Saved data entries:
● ● ●

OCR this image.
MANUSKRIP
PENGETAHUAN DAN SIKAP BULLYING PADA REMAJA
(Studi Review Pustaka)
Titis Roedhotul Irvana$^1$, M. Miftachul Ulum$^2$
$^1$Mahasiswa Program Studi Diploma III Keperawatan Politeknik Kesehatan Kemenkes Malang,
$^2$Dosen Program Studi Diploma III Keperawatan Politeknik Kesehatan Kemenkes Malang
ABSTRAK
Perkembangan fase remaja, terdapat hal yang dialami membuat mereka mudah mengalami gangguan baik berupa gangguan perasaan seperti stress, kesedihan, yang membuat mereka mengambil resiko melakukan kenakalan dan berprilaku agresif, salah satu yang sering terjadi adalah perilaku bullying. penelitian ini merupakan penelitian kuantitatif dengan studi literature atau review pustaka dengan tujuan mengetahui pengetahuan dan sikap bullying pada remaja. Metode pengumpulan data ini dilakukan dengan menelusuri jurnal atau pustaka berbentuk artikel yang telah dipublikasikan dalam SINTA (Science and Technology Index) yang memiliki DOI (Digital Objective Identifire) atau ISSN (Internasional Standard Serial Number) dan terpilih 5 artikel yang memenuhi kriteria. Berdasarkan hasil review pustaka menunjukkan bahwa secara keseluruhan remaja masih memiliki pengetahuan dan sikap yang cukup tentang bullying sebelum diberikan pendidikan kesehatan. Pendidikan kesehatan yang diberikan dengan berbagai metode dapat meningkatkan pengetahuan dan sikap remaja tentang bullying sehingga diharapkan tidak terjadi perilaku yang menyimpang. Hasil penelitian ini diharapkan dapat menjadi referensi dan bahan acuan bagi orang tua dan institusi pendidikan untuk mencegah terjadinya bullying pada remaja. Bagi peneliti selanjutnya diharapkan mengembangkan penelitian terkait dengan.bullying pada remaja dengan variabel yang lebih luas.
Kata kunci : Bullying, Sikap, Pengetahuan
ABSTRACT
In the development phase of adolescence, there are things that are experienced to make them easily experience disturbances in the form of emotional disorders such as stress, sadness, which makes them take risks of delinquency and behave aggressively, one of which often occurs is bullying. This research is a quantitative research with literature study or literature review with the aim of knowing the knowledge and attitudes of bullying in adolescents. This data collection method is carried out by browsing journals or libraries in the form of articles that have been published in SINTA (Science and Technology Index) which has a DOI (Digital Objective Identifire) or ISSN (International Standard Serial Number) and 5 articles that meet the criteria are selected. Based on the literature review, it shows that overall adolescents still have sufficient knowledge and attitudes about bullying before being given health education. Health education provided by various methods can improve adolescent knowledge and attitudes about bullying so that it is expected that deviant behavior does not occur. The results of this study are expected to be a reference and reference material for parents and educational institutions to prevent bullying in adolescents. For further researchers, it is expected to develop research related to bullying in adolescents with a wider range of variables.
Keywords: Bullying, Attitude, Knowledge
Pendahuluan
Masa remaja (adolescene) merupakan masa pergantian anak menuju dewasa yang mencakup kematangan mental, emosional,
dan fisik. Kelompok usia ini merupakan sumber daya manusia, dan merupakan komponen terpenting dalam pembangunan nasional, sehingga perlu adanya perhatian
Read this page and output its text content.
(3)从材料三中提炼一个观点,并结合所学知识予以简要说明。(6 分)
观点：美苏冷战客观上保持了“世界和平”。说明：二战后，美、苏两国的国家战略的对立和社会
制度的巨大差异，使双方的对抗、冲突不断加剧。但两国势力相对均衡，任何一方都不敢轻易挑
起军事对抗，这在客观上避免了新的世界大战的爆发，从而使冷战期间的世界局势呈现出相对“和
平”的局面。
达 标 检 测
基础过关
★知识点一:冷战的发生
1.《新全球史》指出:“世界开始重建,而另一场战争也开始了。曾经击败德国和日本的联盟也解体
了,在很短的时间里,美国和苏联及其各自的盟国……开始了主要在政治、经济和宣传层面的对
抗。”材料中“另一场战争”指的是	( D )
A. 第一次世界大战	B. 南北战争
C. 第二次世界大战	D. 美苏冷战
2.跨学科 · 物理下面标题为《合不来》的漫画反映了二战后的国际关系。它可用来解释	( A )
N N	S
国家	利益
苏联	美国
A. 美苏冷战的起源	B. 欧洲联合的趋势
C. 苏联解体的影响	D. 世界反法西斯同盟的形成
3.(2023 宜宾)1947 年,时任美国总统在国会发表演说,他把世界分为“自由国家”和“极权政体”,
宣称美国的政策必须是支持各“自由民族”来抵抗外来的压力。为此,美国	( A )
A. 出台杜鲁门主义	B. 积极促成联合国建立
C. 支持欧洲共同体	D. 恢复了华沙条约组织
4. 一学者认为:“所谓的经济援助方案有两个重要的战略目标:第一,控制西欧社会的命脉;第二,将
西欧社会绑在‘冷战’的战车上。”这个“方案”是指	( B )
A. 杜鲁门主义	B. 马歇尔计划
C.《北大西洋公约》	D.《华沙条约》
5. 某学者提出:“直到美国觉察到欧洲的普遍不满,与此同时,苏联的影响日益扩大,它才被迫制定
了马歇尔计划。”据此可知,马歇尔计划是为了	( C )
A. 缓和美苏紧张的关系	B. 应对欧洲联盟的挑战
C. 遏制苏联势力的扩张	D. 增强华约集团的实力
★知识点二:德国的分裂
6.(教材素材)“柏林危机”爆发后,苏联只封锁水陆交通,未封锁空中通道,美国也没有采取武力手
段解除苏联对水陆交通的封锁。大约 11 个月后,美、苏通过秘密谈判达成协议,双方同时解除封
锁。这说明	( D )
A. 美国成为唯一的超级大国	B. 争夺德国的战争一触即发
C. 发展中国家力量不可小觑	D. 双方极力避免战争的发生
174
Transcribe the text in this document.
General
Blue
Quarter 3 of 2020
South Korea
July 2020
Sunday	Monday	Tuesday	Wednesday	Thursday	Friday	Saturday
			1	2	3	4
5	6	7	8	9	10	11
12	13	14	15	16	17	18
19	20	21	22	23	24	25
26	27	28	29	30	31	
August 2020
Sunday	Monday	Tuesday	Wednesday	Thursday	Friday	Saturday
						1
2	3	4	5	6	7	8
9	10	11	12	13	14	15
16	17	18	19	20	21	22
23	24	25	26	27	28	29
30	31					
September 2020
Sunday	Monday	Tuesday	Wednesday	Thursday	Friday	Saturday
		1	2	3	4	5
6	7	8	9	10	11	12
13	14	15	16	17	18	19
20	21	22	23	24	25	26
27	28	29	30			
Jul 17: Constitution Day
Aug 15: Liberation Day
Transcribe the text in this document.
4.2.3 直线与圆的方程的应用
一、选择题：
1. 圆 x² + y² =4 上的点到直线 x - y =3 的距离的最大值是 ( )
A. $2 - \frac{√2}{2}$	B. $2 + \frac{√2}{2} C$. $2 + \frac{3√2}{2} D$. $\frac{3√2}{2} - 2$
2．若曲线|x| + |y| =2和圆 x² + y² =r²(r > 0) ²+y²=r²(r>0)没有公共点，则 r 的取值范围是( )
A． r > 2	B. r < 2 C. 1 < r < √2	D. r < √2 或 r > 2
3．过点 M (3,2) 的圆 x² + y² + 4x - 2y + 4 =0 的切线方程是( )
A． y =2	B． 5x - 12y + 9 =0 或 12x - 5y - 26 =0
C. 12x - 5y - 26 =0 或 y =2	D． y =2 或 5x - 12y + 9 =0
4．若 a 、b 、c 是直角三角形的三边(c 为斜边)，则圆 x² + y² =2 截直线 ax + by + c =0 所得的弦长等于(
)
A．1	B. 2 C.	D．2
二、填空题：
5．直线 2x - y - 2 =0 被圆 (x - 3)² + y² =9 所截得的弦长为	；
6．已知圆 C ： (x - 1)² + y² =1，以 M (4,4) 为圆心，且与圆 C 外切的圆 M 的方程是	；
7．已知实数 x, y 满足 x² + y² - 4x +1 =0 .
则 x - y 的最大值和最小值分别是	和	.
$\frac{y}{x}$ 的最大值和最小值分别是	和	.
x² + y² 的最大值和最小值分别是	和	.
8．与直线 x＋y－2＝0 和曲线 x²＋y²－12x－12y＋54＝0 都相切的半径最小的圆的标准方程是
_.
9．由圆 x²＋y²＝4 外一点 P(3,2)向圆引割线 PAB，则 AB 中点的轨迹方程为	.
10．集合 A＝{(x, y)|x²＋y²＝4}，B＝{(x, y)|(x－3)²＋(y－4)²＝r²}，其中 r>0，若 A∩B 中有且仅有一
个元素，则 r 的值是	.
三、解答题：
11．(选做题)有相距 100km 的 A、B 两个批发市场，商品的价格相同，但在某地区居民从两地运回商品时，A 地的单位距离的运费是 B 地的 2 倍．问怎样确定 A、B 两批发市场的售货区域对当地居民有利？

● ● ●

SHORT TASK:
Scan the material above for the string "Malang" and return the lines that hold it.

WRITTEN SOLUTION:
$^1$Mahasiswa Program Studi Diploma III Keperawatan Politeknik Kesehatan Kemenkes Malang,
$^2$Dosen Program Studi Diploma III Keperawatan Politeknik Kesehatan Kemenkes Malang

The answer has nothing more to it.